-- start of EXTRACTED INFORMATION --

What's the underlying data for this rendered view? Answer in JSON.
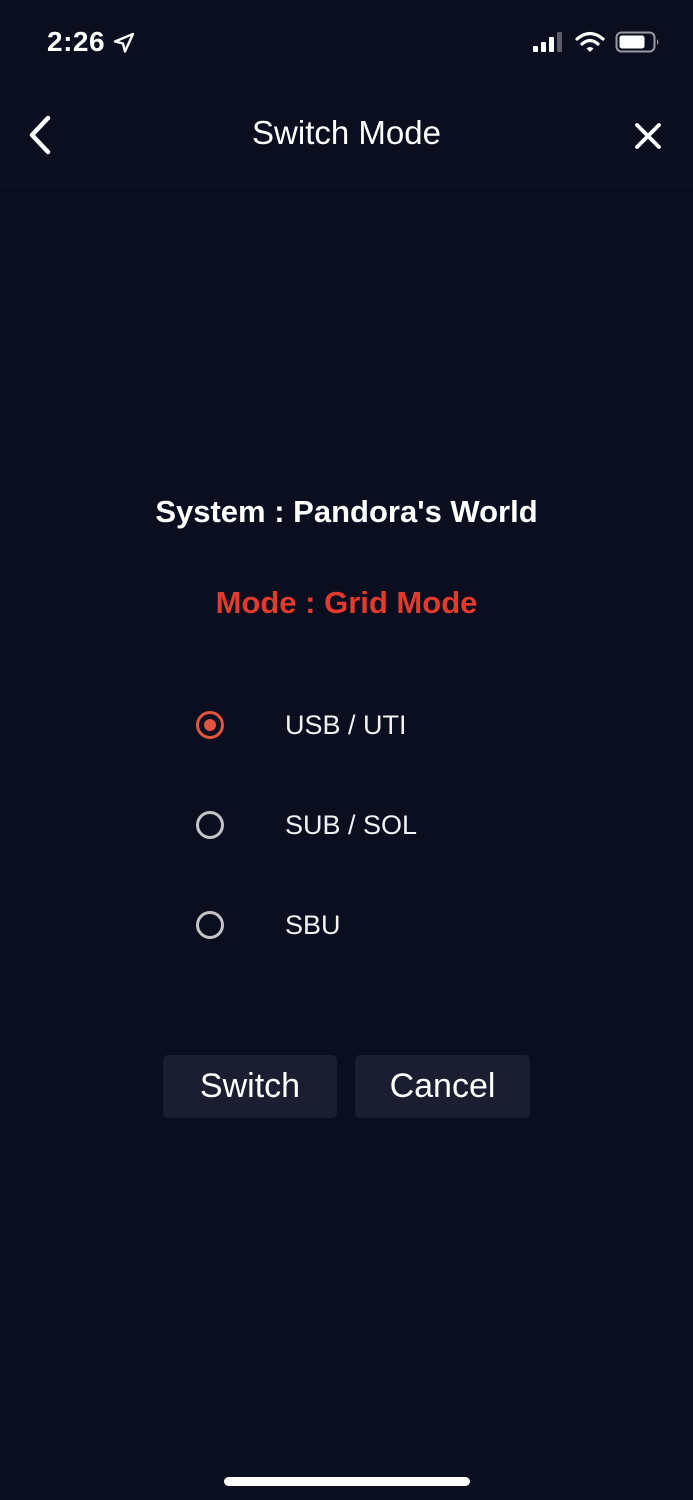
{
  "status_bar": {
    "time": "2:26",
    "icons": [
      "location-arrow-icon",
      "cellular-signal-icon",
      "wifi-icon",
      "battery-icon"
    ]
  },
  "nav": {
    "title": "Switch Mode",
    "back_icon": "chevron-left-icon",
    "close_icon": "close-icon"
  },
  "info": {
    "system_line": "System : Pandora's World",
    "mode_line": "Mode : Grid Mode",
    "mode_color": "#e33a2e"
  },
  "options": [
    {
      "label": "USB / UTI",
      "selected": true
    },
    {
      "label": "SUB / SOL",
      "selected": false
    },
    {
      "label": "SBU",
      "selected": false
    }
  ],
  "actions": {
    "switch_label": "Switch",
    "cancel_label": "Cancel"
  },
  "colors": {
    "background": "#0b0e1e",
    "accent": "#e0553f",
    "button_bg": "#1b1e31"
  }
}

-- end of EXTRACTED INFORMATION --

WHAT TO PRODUCE
Can you retype every record above exactly, leaving out the pictures?

WRITTEN RESPONSE
What's the underlying data for this rendered view? Answer in JSON.
{
  "status_bar": {
    "time": "2:26",
    "icons": [
      "location-arrow-icon",
      "cellular-signal-icon",
      "wifi-icon",
      "battery-icon"
    ]
  },
  "nav": {
    "title": "Switch Mode",
    "back_icon": "chevron-left-icon",
    "close_icon": "close-icon"
  },
  "info": {
    "system_line": "System : Pandora's World",
    "mode_line": "Mode : Grid Mode",
    "mode_color": "#e33a2e"
  },
  "options": [
    {
      "label": "USB / UTI",
      "selected": true
    },
    {
      "label": "SUB / SOL",
      "selected": false
    },
    {
      "label": "SBU",
      "selected": false
    }
  ],
  "actions": {
    "switch_label": "Switch",
    "cancel_label": "Cancel"
  },
  "colors": {
    "background": "#0b0e1e",
    "accent": "#e0553f",
    "button_bg": "#1b1e31"
  }
}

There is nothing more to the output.